▶ [Data listing]:
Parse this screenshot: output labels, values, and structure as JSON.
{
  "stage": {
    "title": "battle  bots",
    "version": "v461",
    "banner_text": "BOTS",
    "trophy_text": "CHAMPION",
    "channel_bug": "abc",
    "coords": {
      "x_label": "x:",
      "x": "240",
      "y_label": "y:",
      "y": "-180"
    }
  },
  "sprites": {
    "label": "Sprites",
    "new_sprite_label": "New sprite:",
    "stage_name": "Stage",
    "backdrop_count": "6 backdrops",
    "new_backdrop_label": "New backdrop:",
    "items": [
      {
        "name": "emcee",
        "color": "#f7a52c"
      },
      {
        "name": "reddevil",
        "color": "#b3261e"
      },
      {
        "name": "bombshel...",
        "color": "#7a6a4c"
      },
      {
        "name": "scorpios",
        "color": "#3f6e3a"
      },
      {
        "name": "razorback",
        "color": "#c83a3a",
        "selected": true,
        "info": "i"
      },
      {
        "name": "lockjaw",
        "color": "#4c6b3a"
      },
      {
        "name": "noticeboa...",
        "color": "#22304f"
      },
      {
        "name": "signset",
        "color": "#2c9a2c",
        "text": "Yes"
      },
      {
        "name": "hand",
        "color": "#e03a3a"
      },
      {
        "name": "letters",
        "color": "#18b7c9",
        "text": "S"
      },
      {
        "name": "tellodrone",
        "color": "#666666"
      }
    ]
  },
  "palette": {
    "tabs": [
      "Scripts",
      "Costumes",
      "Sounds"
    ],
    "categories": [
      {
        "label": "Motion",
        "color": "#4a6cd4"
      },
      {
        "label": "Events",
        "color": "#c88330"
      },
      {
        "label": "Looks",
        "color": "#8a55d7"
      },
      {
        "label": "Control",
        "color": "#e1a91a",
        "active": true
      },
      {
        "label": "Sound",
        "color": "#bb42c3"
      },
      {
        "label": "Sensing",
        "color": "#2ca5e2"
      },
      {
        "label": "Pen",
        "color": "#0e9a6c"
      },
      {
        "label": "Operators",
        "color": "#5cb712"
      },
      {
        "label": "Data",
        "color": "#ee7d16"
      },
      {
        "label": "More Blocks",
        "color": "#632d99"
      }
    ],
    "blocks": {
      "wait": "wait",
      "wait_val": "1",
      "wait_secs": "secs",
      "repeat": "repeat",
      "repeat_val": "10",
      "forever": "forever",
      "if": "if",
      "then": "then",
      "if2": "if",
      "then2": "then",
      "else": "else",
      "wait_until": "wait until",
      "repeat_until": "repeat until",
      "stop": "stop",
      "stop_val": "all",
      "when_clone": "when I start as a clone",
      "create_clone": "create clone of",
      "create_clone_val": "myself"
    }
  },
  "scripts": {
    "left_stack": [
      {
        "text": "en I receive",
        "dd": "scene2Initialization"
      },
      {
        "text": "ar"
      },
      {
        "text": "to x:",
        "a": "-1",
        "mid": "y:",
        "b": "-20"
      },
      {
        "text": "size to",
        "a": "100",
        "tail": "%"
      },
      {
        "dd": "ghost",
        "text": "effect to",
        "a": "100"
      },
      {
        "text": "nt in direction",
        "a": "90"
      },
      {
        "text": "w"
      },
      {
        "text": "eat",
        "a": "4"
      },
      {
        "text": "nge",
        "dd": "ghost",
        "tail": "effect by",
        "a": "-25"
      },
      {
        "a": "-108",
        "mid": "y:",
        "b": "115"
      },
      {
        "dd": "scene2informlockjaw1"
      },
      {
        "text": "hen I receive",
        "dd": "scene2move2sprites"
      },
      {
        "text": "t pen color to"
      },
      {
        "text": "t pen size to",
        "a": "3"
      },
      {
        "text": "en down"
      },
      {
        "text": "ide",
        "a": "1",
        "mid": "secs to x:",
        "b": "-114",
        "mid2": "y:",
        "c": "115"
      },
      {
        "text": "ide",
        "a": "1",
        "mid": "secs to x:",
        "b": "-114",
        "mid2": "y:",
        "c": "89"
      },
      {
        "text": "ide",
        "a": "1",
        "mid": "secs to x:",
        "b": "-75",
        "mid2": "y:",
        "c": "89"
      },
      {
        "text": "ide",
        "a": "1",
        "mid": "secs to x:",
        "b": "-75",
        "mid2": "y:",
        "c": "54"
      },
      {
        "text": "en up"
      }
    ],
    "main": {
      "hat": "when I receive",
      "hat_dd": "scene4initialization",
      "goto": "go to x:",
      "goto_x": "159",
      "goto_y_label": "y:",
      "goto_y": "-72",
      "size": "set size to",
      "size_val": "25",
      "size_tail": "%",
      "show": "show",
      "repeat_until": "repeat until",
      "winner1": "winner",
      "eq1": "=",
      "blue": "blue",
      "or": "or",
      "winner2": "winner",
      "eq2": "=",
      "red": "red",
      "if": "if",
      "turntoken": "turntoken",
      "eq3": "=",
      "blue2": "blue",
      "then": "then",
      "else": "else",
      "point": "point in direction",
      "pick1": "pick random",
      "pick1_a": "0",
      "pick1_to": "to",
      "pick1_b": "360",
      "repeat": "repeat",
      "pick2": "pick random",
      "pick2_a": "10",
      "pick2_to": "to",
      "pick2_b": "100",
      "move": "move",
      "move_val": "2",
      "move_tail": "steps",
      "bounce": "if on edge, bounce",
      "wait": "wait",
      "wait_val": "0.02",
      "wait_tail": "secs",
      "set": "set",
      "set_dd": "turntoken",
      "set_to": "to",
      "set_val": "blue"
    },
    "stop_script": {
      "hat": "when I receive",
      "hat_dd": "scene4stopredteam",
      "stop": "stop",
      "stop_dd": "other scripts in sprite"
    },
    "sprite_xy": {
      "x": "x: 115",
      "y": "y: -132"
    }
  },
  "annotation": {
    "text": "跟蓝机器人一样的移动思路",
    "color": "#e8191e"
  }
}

▶ [Request]: Give every line of the material that includes the string "turntoken".

▶ [Task output]:
      "turntoken": "turntoken",
      "set_dd": "turntoken",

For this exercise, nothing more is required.